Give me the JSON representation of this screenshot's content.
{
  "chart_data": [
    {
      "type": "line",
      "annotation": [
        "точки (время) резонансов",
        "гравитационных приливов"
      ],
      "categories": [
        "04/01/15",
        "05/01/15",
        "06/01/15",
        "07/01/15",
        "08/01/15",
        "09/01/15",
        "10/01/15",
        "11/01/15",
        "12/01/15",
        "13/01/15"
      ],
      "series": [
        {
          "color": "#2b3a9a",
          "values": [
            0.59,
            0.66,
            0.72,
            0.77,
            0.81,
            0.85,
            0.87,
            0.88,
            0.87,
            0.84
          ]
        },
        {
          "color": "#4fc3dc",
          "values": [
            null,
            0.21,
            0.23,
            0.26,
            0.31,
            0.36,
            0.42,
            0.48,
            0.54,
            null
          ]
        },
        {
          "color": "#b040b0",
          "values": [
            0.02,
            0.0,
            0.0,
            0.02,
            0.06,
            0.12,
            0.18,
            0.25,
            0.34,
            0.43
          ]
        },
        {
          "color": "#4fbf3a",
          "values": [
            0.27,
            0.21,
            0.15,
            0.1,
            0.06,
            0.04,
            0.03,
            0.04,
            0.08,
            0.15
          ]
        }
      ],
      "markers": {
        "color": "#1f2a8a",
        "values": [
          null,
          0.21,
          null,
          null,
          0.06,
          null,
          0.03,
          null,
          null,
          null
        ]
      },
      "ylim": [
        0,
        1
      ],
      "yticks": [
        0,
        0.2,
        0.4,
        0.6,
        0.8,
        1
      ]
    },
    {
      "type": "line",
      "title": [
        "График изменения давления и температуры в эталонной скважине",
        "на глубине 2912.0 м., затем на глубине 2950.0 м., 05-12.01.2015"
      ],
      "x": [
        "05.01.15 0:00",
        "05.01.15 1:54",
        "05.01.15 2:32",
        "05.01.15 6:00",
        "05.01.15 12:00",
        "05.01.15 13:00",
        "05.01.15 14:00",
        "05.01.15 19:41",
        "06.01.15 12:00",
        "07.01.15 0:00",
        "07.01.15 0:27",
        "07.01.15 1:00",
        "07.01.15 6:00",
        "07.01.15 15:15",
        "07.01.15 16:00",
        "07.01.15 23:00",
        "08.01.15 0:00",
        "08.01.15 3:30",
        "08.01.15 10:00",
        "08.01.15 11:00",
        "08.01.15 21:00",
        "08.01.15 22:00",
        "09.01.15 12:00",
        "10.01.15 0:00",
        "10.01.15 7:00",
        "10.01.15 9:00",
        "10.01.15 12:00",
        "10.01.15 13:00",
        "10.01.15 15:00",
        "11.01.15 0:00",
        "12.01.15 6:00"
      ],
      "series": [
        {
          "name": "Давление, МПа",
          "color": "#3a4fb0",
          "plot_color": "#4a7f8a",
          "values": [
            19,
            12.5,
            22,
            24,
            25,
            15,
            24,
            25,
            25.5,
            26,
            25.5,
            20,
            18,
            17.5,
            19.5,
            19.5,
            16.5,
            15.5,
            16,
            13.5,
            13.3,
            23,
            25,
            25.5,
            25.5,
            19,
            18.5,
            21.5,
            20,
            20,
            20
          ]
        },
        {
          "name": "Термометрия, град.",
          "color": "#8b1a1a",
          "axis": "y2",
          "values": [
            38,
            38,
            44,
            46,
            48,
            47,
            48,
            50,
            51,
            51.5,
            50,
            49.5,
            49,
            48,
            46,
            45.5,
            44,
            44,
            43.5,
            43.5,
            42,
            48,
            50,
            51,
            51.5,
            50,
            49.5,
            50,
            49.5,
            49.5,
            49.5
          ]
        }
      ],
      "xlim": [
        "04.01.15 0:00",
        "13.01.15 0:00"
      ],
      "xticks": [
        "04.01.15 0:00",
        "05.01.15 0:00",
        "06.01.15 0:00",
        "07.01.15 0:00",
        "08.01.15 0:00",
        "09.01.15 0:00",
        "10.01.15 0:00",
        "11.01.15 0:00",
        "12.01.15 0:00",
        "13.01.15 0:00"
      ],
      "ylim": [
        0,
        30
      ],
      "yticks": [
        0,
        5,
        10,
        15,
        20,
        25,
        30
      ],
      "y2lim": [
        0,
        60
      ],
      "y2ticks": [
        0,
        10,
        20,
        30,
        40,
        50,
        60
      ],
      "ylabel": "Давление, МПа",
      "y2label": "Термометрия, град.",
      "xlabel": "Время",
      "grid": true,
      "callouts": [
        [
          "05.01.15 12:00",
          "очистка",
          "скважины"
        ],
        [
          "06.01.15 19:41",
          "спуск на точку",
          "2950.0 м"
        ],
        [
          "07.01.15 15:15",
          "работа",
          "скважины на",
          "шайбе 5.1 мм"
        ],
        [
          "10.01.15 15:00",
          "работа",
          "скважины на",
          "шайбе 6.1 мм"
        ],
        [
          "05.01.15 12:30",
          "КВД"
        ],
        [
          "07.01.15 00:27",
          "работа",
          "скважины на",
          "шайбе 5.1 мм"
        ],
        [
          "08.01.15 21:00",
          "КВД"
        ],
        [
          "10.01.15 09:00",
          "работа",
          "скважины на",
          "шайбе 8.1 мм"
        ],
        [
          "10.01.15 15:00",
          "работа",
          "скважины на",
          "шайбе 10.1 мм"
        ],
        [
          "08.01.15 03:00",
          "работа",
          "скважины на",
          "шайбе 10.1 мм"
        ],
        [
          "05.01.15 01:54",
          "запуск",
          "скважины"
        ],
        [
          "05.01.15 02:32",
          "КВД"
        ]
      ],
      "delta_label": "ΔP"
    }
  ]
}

## Task details
Work out how many lines in the records above contain the word "град", and reply with that number alone.

## Task output
2